■ **Extracted entries**:
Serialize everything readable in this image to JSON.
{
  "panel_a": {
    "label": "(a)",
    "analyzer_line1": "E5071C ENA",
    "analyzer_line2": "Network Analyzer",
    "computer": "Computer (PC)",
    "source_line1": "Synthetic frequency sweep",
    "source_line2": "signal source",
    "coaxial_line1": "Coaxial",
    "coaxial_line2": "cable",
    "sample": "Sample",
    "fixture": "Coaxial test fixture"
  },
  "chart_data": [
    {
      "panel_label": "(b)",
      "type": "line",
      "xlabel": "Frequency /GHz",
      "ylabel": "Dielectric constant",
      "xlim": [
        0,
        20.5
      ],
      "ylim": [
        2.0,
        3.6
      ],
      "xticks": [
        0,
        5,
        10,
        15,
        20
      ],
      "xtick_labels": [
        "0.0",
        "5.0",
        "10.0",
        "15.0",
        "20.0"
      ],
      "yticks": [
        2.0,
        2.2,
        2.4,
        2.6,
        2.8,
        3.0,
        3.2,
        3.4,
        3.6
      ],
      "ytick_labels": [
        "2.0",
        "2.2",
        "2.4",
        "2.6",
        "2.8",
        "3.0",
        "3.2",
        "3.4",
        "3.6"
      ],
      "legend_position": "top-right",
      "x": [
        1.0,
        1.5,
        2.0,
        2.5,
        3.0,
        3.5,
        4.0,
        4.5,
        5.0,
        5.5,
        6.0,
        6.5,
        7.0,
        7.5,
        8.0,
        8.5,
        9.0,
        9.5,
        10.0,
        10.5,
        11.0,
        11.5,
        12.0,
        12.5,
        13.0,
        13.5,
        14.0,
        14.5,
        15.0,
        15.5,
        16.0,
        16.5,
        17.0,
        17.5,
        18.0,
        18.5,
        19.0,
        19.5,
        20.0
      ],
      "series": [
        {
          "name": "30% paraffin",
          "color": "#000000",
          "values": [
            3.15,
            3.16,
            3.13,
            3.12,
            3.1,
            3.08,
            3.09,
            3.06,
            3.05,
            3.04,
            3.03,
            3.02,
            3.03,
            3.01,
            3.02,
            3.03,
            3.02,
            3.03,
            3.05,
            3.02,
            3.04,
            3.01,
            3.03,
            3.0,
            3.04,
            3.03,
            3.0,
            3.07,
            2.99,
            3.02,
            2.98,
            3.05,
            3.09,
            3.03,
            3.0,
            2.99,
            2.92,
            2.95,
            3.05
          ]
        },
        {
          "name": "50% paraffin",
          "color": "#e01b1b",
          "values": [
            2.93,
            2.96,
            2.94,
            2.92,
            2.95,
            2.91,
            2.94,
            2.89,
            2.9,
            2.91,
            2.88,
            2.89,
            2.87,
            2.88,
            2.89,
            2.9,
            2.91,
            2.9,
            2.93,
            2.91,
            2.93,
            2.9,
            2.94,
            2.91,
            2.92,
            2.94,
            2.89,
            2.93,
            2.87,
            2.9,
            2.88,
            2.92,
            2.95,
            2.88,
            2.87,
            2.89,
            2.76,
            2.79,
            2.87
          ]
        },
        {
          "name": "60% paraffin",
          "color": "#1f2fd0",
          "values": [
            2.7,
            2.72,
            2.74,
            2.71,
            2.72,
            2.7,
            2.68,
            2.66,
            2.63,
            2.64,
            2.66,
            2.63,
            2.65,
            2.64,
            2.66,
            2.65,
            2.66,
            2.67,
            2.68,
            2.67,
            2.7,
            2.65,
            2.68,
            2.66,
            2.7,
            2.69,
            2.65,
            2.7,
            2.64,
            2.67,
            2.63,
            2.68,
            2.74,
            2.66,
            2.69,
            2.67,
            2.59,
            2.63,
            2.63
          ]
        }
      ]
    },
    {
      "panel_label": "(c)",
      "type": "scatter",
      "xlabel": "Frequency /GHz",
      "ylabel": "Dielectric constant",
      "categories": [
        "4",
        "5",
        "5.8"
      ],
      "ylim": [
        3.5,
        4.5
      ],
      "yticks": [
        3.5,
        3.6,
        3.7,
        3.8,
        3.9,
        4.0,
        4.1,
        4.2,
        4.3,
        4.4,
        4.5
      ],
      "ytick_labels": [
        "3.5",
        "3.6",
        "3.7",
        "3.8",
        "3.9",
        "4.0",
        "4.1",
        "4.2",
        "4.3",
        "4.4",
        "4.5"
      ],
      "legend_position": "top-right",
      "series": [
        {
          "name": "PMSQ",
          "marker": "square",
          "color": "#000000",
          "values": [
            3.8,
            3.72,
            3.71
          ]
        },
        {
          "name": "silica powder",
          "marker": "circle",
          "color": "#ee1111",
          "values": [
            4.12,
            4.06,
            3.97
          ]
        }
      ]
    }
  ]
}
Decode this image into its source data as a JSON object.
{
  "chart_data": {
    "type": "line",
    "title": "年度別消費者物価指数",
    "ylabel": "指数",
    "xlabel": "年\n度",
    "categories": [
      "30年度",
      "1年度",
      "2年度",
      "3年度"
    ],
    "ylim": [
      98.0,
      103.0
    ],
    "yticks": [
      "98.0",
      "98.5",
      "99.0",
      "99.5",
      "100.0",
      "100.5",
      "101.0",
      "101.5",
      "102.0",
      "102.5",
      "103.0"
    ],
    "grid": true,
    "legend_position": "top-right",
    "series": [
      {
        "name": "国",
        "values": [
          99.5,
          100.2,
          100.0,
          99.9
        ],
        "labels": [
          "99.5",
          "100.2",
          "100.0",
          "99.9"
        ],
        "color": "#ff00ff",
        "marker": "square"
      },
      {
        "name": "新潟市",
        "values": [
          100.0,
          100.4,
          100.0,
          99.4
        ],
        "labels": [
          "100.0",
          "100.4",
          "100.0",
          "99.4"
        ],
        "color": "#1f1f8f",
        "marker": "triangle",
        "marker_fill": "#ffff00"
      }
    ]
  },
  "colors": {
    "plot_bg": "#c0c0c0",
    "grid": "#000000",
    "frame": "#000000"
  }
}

■ **Task to carry out**:
For each line of the listing that holds the word "JSON", show that line.

■ **Full answer**:
Serialize everything readable in this image to JSON.
Decode this image into its source data as a JSON object.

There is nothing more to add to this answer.